Problem description
The records below must be duplicated exactly, character for character.

[Start]

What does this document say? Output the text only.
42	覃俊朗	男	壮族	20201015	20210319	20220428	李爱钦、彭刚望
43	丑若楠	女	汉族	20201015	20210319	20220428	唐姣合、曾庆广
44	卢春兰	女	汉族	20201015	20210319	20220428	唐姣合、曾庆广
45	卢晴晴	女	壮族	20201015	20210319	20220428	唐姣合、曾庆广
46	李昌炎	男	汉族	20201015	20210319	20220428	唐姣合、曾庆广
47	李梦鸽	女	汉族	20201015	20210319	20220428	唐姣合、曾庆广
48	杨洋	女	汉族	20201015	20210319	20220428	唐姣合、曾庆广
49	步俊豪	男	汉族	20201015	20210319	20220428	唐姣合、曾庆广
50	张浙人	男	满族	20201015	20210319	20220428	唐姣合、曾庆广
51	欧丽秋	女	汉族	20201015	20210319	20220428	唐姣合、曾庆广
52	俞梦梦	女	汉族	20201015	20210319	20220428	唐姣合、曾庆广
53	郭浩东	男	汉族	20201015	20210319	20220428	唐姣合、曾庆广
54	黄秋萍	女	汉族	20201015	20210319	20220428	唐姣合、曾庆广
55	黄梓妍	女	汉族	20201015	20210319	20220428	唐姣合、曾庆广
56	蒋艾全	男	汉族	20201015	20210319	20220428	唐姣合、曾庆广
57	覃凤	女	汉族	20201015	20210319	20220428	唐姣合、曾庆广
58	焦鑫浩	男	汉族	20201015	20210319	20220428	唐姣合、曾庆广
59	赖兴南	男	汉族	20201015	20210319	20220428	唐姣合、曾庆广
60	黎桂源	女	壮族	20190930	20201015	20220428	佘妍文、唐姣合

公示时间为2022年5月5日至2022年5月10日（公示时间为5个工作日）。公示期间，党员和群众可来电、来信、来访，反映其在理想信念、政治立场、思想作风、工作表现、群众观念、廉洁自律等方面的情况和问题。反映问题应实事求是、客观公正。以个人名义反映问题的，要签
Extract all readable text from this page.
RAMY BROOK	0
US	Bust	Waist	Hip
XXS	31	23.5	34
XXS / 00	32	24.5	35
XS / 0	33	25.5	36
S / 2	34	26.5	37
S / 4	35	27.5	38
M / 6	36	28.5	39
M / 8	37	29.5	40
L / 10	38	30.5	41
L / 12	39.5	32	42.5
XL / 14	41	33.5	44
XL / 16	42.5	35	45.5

[End]

Complete answer
What does this document say? Output the text only.
42	覃俊朗	男	壮族	20201015	20210319	20220428	李爱钦、彭刚望
43	丑若楠	女	汉族	20201015	20210319	20220428	唐姣合、曾庆广
44	卢春兰	女	汉族	20201015	20210319	20220428	唐姣合、曾庆广
45	卢晴晴	女	壮族	20201015	20210319	20220428	唐姣合、曾庆广
46	李昌炎	男	汉族	20201015	20210319	20220428	唐姣合、曾庆广
47	李梦鸽	女	汉族	20201015	20210319	20220428	唐姣合、曾庆广
48	杨洋	女	汉族	20201015	20210319	20220428	唐姣合、曾庆广
49	步俊豪	男	汉族	20201015	20210319	20220428	唐姣合、曾庆广
50	张浙人	男	满族	20201015	20210319	20220428	唐姣合、曾庆广
51	欧丽秋	女	汉族	20201015	20210319	20220428	唐姣合、曾庆广
52	俞梦梦	女	汉族	20201015	20210319	20220428	唐姣合、曾庆广
53	郭浩东	男	汉族	20201015	20210319	20220428	唐姣合、曾庆广
54	黄秋萍	女	汉族	20201015	20210319	20220428	唐姣合、曾庆广
55	黄梓妍	女	汉族	20201015	20210319	20220428	唐姣合、曾庆广
56	蒋艾全	男	汉族	20201015	20210319	20220428	唐姣合、曾庆广
57	覃凤	女	汉族	20201015	20210319	20220428	唐姣合、曾庆广
58	焦鑫浩	男	汉族	20201015	20210319	20220428	唐姣合、曾庆广
59	赖兴南	男	汉族	20201015	20210319	20220428	唐姣合、曾庆广
60	黎桂源	女	壮族	20190930	20201015	20220428	佘妍文、唐姣合

公示时间为2022年5月5日至2022年5月10日（公示时间为5个工作日）。公示期间，党员和群众可来电、来信、来访，反映其在理想信念、政治立场、思想作风、工作表现、群众观念、廉洁自律等方面的情况和问题。反映问题应实事求是、客观公正。以个人名义反映问题的，要签
Extract all readable text from this page.
RAMY BROOK	0
US	Bust	Waist	Hip
XXS	31	23.5	34
XXS / 00	32	24.5	35
XS / 0	33	25.5	36
S / 2	34	26.5	37
S / 4	35	27.5	38
M / 6	36	28.5	39
M / 8	37	29.5	40
L / 10	38	30.5	41
L / 12	39.5	32	42.5
XL / 14	41	33.5	44
XL / 16	42.5	35	45.5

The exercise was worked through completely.